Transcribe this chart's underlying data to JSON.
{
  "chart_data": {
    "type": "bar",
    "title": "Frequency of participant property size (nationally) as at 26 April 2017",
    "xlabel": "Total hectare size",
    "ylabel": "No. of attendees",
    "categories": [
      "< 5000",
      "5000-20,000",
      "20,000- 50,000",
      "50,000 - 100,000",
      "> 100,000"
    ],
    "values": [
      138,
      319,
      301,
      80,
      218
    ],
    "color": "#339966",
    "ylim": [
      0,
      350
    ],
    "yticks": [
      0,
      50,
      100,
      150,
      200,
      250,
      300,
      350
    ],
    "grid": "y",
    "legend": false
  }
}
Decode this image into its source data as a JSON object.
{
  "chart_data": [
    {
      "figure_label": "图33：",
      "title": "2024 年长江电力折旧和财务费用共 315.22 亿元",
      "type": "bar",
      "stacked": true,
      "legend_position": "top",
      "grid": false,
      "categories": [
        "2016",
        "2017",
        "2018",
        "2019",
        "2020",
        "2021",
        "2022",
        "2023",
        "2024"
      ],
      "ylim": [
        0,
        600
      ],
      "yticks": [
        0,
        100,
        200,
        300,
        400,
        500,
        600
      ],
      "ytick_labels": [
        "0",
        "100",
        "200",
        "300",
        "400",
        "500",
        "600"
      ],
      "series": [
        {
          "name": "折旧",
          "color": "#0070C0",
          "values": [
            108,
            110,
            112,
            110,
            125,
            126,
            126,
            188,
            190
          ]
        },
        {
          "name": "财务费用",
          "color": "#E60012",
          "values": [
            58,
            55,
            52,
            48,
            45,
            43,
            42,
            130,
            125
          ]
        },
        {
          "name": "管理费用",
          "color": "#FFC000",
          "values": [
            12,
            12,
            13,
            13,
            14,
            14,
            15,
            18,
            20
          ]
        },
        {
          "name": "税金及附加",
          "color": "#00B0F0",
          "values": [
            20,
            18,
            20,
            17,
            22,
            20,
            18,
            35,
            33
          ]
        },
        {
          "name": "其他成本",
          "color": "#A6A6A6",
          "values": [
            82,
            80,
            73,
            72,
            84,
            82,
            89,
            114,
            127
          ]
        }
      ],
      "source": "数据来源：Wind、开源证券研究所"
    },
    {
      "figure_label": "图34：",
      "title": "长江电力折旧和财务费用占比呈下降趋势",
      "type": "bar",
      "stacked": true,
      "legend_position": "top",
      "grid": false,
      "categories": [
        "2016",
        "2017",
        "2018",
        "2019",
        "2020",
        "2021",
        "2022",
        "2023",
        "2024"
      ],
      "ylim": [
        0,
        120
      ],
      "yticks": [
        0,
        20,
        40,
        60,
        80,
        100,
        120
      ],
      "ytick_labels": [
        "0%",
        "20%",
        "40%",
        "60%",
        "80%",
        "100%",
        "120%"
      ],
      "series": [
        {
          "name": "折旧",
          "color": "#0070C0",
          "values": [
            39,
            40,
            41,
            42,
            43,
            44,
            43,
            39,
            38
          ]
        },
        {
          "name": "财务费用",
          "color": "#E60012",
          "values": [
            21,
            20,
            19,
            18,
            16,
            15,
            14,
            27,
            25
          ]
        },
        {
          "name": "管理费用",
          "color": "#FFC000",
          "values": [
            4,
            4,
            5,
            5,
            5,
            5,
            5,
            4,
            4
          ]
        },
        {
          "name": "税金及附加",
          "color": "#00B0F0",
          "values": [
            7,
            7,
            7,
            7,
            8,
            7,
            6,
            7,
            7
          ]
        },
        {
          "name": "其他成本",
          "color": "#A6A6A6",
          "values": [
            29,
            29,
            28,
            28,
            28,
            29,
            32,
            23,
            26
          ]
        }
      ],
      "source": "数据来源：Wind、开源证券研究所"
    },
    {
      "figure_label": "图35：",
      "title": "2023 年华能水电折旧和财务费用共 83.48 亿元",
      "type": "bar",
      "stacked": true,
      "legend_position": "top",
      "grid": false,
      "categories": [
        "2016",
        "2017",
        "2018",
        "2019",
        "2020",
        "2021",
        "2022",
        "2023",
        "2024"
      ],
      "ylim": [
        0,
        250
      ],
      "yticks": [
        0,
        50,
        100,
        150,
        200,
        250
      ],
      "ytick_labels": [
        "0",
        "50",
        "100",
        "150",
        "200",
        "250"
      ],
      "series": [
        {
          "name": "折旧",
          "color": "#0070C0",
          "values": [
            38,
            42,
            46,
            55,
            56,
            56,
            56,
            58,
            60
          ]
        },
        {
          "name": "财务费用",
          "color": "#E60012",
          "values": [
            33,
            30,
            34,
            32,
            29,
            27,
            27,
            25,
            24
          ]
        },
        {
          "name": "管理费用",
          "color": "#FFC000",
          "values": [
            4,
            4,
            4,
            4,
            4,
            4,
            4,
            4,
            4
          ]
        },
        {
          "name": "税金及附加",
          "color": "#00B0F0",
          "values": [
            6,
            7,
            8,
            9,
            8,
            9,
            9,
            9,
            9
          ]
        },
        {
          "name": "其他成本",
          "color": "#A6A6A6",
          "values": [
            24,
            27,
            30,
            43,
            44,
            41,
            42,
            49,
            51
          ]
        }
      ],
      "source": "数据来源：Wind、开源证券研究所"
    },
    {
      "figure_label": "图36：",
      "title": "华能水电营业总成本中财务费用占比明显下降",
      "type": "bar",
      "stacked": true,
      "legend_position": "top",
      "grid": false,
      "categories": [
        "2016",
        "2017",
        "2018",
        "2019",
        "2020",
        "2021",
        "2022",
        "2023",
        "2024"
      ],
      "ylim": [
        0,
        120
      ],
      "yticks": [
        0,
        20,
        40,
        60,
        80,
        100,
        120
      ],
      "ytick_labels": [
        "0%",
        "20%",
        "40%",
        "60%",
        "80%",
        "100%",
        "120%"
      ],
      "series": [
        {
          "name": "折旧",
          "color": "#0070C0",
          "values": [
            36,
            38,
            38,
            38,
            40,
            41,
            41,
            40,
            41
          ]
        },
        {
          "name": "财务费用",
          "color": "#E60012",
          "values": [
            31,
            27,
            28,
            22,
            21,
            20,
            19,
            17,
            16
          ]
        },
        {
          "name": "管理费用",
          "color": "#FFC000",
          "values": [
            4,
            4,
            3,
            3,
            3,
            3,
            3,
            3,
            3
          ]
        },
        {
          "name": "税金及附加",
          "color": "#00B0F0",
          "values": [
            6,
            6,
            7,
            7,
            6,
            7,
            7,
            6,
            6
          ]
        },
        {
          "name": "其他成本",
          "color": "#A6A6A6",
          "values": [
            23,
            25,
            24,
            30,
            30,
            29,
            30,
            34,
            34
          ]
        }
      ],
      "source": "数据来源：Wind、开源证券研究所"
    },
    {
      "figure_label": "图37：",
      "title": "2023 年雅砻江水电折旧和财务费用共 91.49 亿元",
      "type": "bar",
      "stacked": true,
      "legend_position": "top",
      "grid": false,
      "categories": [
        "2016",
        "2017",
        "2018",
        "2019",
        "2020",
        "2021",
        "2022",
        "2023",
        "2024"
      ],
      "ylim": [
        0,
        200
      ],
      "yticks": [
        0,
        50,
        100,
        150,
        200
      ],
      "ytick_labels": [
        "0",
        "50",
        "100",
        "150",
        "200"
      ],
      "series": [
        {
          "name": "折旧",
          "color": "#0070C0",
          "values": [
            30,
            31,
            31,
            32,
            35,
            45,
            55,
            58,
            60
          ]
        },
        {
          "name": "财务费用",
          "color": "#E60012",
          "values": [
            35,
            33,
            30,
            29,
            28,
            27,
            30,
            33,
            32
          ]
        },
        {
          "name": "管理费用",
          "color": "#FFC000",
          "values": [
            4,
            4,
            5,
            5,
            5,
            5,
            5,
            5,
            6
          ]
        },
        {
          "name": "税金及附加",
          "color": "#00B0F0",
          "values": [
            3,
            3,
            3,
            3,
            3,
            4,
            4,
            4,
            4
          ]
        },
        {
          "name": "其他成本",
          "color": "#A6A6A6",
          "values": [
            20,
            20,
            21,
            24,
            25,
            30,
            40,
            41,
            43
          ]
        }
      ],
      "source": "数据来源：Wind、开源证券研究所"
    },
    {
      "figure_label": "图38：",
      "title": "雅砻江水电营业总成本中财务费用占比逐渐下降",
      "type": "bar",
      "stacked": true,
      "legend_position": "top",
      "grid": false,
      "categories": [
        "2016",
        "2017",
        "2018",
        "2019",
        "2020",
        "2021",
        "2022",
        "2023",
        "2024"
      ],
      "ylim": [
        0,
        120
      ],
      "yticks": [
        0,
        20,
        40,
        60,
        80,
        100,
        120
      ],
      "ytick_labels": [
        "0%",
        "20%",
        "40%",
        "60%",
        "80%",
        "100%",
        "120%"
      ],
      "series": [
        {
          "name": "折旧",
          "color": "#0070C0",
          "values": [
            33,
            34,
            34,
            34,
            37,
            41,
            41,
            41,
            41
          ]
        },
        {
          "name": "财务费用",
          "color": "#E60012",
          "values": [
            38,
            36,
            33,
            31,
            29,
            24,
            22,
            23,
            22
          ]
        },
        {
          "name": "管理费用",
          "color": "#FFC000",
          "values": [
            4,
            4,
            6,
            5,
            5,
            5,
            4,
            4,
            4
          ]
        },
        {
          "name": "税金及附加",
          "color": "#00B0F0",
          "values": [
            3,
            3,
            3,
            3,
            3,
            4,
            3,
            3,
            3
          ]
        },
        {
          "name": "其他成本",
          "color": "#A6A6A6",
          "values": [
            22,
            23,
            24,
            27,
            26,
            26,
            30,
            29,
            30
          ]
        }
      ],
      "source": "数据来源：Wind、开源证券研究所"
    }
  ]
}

GOAL:
From the entries above, copy out every line where the string "title" appears.

EXERCISE SOLUTION:
    "title": "Frequency of participant property size (nationally) as at 26 April 2017",
      "title": "2024 年长江电力折旧和财务费用共 315.22 亿元",
      "title": "长江电力折旧和财务费用占比呈下降趋势",
      "title": "2023 年华能水电折旧和财务费用共 83.48 亿元",
      "title": "华能水电营业总成本中财务费用占比明显下降",
      "title": "2023 年雅砻江水电折旧和财务费用共 91.49 亿元",
      "title": "雅砻江水电营业总成本中财务费用占比逐渐下降",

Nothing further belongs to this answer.